Whenever a line below holds the word "DISPONE", copy that line.

Stored data
## BEGIN

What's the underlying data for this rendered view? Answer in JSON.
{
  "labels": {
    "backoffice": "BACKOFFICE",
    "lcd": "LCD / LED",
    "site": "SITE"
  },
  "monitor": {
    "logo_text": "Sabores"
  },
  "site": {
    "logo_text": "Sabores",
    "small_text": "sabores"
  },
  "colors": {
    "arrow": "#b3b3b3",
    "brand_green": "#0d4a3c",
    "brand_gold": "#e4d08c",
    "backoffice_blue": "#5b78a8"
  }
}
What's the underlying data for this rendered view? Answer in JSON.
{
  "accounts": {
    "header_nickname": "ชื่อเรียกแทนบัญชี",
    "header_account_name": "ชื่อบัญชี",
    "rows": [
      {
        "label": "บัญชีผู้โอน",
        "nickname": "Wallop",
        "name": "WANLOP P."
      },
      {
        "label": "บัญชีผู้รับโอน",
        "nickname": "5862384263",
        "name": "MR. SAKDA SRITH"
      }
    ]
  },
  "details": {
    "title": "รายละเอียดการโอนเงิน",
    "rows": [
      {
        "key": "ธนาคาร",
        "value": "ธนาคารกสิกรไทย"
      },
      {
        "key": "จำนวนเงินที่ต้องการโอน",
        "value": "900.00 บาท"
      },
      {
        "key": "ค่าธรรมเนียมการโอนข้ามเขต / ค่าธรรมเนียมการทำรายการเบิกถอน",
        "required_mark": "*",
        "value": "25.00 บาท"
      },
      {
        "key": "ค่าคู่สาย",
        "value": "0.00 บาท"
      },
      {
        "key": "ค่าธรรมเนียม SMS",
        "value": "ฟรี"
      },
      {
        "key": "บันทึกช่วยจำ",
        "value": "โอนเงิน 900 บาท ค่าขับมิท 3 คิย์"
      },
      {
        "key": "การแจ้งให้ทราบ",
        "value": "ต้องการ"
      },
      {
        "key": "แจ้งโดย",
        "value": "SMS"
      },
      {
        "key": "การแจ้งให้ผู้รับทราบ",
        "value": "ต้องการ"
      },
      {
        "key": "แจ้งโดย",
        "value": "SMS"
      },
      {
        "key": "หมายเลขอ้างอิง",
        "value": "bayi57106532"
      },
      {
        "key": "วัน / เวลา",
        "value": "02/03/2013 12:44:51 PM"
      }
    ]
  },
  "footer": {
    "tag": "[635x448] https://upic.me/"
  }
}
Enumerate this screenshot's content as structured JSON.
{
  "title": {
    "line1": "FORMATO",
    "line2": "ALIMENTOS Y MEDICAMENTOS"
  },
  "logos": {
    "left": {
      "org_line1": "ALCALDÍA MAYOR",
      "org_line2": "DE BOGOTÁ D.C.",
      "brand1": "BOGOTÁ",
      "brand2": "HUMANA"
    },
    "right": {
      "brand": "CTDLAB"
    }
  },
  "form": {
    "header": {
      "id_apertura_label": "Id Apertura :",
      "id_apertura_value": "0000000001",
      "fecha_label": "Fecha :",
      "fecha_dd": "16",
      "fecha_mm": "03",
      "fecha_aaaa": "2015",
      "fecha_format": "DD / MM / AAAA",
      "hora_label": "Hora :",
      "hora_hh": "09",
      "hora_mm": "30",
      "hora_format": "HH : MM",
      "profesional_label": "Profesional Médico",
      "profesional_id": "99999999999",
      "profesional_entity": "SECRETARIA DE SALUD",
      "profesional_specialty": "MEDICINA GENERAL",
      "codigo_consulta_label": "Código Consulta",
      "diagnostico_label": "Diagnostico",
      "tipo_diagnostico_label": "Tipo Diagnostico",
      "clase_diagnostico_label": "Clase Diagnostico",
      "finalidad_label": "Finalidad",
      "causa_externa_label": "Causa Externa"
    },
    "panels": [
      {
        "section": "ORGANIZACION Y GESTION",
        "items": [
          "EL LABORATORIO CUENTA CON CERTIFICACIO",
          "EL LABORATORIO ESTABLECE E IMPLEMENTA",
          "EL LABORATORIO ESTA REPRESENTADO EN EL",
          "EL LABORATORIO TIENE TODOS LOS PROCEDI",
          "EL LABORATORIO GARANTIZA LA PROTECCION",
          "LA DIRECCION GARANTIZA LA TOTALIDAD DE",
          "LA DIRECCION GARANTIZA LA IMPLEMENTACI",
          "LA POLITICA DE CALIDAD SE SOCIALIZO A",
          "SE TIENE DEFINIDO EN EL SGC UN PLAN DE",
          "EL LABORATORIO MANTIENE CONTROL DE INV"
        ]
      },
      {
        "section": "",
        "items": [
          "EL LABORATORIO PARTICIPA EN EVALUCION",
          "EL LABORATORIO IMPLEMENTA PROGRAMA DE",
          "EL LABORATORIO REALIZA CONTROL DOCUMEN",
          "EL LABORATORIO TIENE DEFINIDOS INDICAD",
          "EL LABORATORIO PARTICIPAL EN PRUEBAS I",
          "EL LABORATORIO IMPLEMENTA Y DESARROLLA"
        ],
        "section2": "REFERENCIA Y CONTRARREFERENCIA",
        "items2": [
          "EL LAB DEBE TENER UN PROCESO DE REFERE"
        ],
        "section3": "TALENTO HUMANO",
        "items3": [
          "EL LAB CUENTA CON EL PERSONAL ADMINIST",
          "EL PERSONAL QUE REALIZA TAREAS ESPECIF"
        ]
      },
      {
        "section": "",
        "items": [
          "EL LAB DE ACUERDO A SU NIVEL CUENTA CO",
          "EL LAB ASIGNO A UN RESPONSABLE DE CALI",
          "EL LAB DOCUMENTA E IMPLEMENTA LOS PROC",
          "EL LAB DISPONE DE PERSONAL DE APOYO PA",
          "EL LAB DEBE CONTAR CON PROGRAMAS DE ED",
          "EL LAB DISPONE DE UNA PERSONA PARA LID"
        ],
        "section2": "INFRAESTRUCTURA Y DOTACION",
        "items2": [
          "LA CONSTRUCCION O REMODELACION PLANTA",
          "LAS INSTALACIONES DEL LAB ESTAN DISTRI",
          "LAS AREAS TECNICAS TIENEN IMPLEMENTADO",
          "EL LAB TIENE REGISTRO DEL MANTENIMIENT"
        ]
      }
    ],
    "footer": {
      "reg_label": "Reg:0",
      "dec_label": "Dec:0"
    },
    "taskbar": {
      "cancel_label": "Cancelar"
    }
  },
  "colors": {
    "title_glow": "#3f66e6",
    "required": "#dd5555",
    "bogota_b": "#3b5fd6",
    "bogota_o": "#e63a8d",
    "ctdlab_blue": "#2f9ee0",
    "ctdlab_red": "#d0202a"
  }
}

## END

(Exercise solution)
          "EL LAB DISPONE DE PERSONAL DE APOYO PA",
          "EL LAB DISPONE DE UNA PERSONA PARA LID"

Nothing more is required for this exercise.